» **Teks yang Diberikan**:
************

Kisah Nabi Musa Mengaku Bani Israel Tak Sanggup Sholat Meski Kurang dari Lima Waktu
Jum'at, 27 Januari 2023 - 10:38 WIB
Dalam peristiwa mikraj , Nabi Muhammad SAW berjumpa dengan Nabi Musa as dan nabi-nabi sebelumnya. Pada kesempatan itu Nabi Musa mengaku bahwa umatnya, yakni Bani Israil , tak sanggup mengerjakan kewajiban sholat kendati kurang dari lima waktu dalam sehari semalam.
Pengakuan Nabi Musa ini disampaikan saat beliau mendengar Allah SWT memerintahkan kepada umat Muhammad untuk sholat 5 waktu dalam sehari.
"Hai Muhammad, demi Allah, sesungguhnya aku telah membujuk Bani Israil:—umatku— untuk mengerjakan yang lebih sedikit dari lima waktu, tetapi mereka kelelahan, akhirnya mereka meninggalkannya," ujar Nabi Musa dengan harapan Nabi Muhammad kembali menghadap Allah untuk meminta keringanan.
"Umatmu lebih lemah, tubuh, hati, badan, penglihatan, dan pendengarannya; maka kembalilah kepada Tuhanmu dan mintakanlah keringanan kepada-Nya buatmu," bujuk Nabi Musa.
Pada mulanya, Allah mewajibkan kepada umat Nabi Muhammad untuk sholat 50 waktu sehari semalam. Kewajiban ini disampaikan Allah kepada Nabi SAW saat di Sidratul Muntaha, satu tempat yang lebih tinggi dari langit ketujuh, tempat Nabi Muhammad berjumpa Nabi Musa.
Setelah mendengar firman Allah tentang kewajiban sholat itu, Jibril membawa Nabi Muhammad turun dari Sidratul Muntaha. Sesampainya mereka ke tempat Musa berada, maka Nabi Musa pun menahan keduanya dan berkata, "Hai Muhammad, apakah yang telah diperintahkan oleh Tuhanmu untukmu?"
Nabi SAW menjawab, "Tuhanku telah memerintahkan kepadaku sholat lima puluh kali setiap siang dan malam hari."
Musa berkata, "Sesungguhnya umatku tidak akan mampu mengerjakannya, sekarang kembalilah kamu kepada Tuhanmu dan mintalah keringanan dari-Nya buatmu dan buat umatmu."
Nabi SAW menoleh kepada Jibril, seakan-akan beliau meminta saran darinya mengenai hal tersebut. Dan Jibril menjawab, "Baiklah jika kamu menghendakinya."
Jibril pun membawanya lagi naik kepada Tuhan Yang Mahaperkasa lagi Mahasuci, lalu Nabi SAW memohon kepada Allah SWT yang berada di tempat-Nya. "Wahai Tuhanku berikanlah keringanan buat kami, karena sesungguhnya umatku tidak akan mampu memikulnya."
Maka Allah memberikan keringanan sepuluh sholat kepadanya. Nabi SAW kembali kepada Musa dan Musa menahannya. Maka Musa terus menerus membolak-balikannya dari dia ke Tuhannya, hingga jadilah sholat lima waktu.

************

» **Kumpulan Data**:

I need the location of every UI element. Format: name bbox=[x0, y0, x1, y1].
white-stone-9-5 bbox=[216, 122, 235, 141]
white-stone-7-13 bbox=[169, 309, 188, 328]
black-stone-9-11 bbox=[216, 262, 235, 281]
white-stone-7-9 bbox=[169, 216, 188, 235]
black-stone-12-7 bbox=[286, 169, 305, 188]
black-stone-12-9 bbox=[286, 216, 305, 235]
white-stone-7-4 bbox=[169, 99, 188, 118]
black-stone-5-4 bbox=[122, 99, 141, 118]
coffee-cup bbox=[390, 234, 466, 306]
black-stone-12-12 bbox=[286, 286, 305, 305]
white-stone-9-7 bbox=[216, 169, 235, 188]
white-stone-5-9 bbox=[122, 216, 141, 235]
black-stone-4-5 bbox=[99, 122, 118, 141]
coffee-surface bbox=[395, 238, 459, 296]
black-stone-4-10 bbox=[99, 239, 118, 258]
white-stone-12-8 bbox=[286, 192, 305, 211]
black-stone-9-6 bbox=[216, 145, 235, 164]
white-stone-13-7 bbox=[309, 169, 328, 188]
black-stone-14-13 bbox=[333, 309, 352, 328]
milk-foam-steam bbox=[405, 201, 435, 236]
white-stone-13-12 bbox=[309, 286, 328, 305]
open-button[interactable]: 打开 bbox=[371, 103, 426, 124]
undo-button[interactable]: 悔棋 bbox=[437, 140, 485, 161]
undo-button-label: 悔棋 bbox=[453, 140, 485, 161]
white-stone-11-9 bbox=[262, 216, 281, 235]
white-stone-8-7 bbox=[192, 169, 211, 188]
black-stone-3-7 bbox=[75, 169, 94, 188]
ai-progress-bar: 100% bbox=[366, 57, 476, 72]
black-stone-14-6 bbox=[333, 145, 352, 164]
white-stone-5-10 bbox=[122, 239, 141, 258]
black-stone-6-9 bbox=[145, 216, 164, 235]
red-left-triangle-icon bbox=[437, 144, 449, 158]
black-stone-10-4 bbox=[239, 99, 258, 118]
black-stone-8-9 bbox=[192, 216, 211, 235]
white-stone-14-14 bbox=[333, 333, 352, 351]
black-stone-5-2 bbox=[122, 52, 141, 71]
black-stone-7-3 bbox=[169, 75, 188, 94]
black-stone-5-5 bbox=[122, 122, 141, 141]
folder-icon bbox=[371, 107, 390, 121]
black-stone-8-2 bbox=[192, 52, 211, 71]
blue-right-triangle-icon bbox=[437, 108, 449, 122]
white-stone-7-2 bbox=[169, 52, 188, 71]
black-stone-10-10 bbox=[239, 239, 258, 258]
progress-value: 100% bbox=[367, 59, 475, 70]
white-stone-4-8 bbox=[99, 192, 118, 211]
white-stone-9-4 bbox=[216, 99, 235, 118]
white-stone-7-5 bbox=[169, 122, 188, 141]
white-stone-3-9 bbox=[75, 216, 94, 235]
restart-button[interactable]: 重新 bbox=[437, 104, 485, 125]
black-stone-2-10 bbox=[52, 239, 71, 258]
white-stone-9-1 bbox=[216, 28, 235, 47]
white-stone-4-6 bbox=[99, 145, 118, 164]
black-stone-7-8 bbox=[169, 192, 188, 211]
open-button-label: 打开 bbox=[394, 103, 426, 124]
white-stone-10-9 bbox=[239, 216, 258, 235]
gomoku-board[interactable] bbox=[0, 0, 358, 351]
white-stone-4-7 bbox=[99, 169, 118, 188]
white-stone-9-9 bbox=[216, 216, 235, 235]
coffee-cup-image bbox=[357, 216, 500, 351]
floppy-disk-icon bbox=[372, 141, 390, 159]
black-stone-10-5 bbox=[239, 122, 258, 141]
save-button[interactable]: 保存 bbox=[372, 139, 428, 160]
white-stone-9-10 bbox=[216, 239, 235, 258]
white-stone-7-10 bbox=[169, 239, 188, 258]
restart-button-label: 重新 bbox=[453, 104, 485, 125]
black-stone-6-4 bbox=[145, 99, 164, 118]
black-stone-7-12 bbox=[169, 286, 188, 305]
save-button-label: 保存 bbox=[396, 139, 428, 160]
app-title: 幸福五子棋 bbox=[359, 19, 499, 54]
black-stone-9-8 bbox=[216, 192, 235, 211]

************

» **Perintah Latihan**:
a – Salin kata demi kata bagian teks kisah mikraj, mulai dari "Kisah Nabi Musa" hingga dan termasuk "dalam sehari semalam.".
b – Sebutkan semua hal yang menurut Nabi Musa lebih lemah pada umat Nabi Muhammad dalam teks kisah mikraj.
c – Tuliskan lanjutan teks kisah mikraj, dimulai sesudah kalimat terakhir yang tertera.

» **Jawaban yang Diharapkan**:
a –
Kisah Nabi Musa Mengaku Bani Israel Tak Sanggup Sholat Meski Kurang dari Lima Waktu
Jum'at, 27 Januari 2023 - 10:38 WIB
Dalam peristiwa mikraj , Nabi Muhammad SAW berjumpa dengan Nabi Musa as dan nabi-nabi sebelumnya. Pada kesempatan itu Nabi Musa mengaku bahwa umatnya, yakni Bani Israil , tak sanggup mengerjakan kewajiban sholat kendati kurang dari lima waktu dalam sehari semalam.

b – Tubuh, hati, badan, penglihatan, dan pendengaran.

c –
Setelah ditetapkan sholat lima waktu, Musa pun masih meragukan kemampuan umat Nabi Muhammad dan menyarakan agar meminta keringanan kepada Allah SWT.
Setiap kali mendapat saran dari Nabi Musa, Nabi SAW selalu menoleh kepada Jibril untuk meminta pendapatnya, dan Malaikat Jibril dengan senang hati menerimanya, akhirnya pada kali yang kelima Jibril membawanya naik dan ia berkata, "Wahai Tuhanku, sesungguhnya umatku adalah orang-orang yang lemah, tubuh, hati, pendengaran, penglihatan, dan jasad mereka, maka berilah keringanan lagi buat kami."
Maka Tuhan Yang Mahaperkasa, Mahasuci, lagi Mahatinggi berfirman, "Hai Muhammad." Nabi SAW menjawab, "Labbaikawasa'daika (saya penuhi seruan-Mu dengan penuh kebahagiaan)." Allah berfirman, "Sesungguhnya keputusan yang ada pada-Ku ini tidak dapat diubah lagi, persis seperti apa yang telah Aku tetapkan atas dirimu di dalam Ummul Kitab (Lauh Mahfuz). Maka setiap amal kebaikan berpahala sepuluh kali lipat kebaikan. Dan kewajiban sholat itu telah tercatat lima puluh kali di dalam Ummul Kitab, sedangkan bagimu tetap lima kali."
Nabi SAW kembali kepada Musa dan Musa berkata "Apakah yang telah engkau lakukan?"
Nabi SAW menjawab, "Allah telah memberikan keringanan bagi kami, Dia telah memberikan kepada kami setiap amal kebaikan berpahala sepuluh kali lipat kebaikan yang semisal."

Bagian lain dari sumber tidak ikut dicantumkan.